▶ STATED GOAL
Of all the lines in the material, how many include the word "充电历史"? Give only the number.

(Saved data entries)

·····

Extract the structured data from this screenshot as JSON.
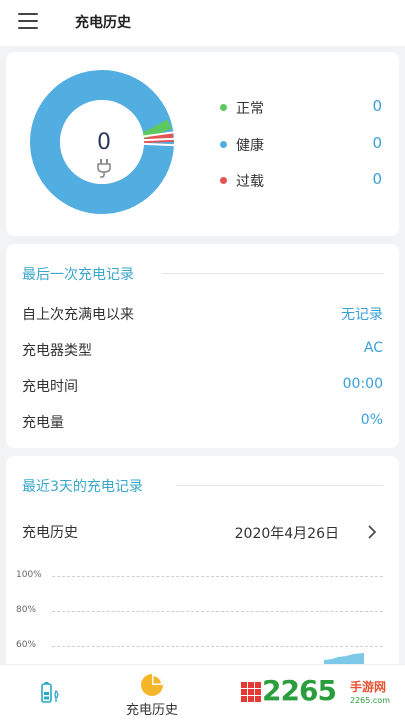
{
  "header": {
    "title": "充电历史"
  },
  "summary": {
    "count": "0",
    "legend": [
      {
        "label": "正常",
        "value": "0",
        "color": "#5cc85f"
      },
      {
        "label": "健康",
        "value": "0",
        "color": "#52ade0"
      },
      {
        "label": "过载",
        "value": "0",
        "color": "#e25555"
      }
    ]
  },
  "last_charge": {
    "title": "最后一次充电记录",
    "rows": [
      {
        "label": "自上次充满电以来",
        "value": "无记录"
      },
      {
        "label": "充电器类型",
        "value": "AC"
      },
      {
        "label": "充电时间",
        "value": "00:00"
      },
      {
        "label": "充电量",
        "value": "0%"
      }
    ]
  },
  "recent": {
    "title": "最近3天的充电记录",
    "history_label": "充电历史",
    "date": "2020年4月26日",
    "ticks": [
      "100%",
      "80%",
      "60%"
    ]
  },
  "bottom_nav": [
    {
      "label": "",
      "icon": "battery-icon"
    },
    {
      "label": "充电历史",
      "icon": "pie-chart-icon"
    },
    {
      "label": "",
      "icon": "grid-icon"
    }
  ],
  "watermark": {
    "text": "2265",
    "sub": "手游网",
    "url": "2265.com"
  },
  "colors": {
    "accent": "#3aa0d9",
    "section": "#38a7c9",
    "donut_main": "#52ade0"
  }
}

·····

▶ RESULT
3